— PROBLEMA —
Consegue transcrever na íntegra, sem qualquer alteração, o texto sobre o Ceia e o Cineclube de Torres Vedras?
─── TEXTO ESCOLHIDO ───
Conheci o Ceia (1944-2024) no Cineclube de Torres Vedras, aí pelos idos de 1973, altura em que um lote de jovens professores, com novas ideias, vieram arejar o velho liceu de Torres Vedras.
Nunca fui seu aluno, na escola, mas ele foi das pessoas que
mais contribuiu para a minha formação.
O cinema foi a sua primeira paixão e deu um grande
contributo para retirar o Cine Clube de Torres Vedras das cinzas em que vivia
desde que lhe tinha sido imposta uma direcção devidamente domesticada pelo
velho regime salazarista.
O seu humor, a sua criatividade e o seu entusiasmo eram
contagiantes. A ele se deve uma total renovação na programação, no grafismo dos
boletins e na vida do velho cineclube.
Os anos que se seguiram ao 25 de Abril foram de grande
entusiasmo, com a criação das chamadas “brigadas móveis” de 16 mm, por ele
baptizadas, percorrendo as aldeias do
concelho, permitindo que muita gente assistisse, muitos pela primeira vez na
vida, a uma sessão de cinema.
─── LINHAS FORNECIDAS ───
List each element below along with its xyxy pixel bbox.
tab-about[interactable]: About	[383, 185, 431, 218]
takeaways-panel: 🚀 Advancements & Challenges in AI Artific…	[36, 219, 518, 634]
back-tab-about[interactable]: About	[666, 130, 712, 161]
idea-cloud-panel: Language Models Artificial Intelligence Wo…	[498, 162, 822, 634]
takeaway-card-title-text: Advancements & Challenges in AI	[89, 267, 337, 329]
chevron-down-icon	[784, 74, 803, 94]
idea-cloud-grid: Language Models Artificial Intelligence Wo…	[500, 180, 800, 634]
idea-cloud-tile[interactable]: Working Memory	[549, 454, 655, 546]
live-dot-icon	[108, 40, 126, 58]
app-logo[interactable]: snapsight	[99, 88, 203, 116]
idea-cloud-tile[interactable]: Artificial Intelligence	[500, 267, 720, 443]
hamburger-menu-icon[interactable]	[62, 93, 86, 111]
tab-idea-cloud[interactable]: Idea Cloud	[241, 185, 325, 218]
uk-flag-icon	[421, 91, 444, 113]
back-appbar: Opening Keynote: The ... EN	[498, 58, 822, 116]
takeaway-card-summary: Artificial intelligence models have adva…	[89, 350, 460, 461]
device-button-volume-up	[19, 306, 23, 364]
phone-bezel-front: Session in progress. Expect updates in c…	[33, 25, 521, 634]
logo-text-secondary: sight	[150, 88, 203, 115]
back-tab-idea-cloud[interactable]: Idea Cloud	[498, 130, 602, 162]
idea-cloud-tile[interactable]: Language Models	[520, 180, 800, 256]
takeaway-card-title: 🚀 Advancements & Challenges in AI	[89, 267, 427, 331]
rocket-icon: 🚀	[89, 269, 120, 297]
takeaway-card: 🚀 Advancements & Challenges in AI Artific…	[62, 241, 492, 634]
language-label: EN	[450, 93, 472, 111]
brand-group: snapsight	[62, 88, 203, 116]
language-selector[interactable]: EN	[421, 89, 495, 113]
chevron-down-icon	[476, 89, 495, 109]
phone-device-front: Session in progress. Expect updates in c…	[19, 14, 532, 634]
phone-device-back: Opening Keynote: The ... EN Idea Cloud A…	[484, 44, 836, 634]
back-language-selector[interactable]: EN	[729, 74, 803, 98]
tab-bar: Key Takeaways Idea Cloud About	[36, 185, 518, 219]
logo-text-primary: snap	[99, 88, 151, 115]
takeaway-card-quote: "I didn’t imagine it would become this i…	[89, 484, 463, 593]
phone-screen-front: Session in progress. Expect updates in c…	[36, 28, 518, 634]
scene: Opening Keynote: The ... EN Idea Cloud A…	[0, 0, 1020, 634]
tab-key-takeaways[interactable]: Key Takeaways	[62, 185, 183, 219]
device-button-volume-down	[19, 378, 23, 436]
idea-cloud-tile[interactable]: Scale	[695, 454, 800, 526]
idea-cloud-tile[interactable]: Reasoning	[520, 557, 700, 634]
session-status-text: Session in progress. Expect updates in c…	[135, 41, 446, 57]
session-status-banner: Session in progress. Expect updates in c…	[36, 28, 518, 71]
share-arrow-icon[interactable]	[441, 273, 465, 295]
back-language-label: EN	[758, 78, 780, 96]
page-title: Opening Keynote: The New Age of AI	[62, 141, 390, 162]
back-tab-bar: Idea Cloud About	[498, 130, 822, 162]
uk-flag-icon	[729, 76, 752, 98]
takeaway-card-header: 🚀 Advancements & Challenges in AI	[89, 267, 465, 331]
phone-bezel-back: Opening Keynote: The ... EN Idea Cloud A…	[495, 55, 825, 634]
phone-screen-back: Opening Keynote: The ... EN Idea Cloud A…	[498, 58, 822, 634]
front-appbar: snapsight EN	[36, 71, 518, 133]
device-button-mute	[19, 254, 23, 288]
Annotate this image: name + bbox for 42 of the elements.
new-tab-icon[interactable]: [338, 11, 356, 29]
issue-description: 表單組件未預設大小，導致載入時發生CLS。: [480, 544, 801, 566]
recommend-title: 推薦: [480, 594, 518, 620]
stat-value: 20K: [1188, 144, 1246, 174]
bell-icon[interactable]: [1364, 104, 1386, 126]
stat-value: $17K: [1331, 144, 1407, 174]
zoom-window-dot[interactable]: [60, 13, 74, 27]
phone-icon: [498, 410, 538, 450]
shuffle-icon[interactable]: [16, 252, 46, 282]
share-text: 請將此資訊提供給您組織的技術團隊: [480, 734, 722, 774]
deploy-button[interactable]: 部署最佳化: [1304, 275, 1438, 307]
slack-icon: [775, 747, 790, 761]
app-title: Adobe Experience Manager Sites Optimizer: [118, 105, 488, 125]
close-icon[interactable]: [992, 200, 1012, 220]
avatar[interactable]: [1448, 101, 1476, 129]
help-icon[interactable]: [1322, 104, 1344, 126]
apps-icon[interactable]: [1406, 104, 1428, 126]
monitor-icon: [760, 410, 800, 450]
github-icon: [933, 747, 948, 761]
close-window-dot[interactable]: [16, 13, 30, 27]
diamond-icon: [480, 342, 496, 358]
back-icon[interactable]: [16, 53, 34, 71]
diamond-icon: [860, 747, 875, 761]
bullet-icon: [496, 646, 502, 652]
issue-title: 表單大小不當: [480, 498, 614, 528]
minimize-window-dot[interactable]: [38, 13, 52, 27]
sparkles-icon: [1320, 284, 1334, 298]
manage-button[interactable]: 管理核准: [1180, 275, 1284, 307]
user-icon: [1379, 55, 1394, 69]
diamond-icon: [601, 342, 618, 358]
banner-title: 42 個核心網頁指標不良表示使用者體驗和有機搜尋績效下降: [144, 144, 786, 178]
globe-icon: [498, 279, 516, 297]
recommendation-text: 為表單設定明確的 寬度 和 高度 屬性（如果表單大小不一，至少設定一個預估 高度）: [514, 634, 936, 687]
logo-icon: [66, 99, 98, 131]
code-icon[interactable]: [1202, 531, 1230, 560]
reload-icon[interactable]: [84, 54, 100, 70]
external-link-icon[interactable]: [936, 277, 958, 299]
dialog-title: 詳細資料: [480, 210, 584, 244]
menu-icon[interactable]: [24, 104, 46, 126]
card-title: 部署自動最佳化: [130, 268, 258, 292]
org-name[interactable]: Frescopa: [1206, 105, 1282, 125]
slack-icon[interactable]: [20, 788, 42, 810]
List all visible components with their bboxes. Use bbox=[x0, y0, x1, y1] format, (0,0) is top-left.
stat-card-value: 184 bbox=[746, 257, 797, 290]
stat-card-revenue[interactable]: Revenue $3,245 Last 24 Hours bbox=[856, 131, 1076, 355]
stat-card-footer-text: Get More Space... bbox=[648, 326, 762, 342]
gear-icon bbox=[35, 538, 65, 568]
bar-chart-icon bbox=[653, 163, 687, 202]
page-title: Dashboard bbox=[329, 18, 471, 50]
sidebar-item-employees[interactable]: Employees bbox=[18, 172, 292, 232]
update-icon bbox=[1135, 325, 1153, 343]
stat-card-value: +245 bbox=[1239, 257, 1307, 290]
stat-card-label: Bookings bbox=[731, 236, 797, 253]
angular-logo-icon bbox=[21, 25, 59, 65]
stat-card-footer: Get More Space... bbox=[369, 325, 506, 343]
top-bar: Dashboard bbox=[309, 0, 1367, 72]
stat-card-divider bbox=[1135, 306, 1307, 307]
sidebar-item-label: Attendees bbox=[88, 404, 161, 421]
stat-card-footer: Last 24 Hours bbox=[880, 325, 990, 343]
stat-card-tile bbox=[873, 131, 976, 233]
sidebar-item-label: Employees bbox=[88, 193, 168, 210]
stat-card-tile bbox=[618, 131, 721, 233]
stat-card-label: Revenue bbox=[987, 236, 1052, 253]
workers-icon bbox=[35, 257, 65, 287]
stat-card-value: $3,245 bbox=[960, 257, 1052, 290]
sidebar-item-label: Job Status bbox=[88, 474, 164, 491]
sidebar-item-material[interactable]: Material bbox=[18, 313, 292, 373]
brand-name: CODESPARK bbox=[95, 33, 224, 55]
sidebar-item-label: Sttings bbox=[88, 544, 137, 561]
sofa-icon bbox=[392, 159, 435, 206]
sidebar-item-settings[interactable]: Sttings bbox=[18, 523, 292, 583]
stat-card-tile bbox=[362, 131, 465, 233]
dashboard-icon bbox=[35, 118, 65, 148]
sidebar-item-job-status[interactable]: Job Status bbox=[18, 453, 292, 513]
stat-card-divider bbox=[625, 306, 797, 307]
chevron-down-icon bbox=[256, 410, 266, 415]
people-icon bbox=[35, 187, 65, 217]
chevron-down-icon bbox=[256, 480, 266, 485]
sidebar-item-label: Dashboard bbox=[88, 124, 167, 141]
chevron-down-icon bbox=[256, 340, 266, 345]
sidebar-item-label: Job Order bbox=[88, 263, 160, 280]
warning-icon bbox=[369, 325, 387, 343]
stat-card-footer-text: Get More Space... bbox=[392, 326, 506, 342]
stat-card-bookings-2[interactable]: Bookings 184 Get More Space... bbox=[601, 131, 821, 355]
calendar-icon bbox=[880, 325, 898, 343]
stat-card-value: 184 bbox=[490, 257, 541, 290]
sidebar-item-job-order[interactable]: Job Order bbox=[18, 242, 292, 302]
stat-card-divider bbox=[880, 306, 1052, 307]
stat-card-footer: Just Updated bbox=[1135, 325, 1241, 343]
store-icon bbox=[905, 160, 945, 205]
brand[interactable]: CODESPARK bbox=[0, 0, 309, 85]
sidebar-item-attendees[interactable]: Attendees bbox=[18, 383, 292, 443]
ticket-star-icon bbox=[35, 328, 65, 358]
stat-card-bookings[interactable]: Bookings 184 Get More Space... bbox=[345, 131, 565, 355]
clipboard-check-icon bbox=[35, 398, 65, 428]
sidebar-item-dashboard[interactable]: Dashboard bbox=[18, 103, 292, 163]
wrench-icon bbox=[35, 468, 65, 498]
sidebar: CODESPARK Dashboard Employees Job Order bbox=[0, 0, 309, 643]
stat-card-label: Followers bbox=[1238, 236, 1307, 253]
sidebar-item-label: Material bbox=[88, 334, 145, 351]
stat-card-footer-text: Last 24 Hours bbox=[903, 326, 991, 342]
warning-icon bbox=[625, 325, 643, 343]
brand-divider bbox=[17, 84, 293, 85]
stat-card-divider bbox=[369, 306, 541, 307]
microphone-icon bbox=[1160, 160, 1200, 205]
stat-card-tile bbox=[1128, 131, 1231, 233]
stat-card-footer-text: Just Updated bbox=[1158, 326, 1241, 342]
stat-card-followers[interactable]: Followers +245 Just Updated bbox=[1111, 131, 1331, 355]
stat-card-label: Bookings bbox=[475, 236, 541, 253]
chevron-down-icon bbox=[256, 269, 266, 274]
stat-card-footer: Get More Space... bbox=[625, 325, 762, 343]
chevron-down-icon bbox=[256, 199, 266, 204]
───
— RESPOSTA —
Conheci o Ceia (1944-2024) no Cineclube de Torres Vedras, aí pelos idos de 1973, altura em que um lote de jovens professores, com novas ideias, vieram arejar o velho liceu de Torres Vedras.
Nunca fui seu aluno, na escola, mas ele foi das pessoas que
mais contribuiu para a minha formação.
O cinema foi a sua primeira paixão e deu um grande
contributo para retirar o Cine Clube de Torres Vedras das cinzas em que vivia
desde que lhe tinha sido imposta uma direcção devidamente domesticada pelo
velho regime salazarista.
O seu humor, a sua criatividade e o seu entusiasmo eram
contagiantes. A ele se deve uma total renovação na programação, no grafismo dos
boletins e na vida do velho cineclube.
Os anos que se seguiram ao 25 de Abril foram de grande
entusiasmo, com a criação das chamadas “brigadas móveis” de 16 mm, por ele
baptizadas, percorrendo as aldeias do
concelho, permitindo que muita gente assistisse, muitos pela primeira vez na
vida, a uma sessão de cinema.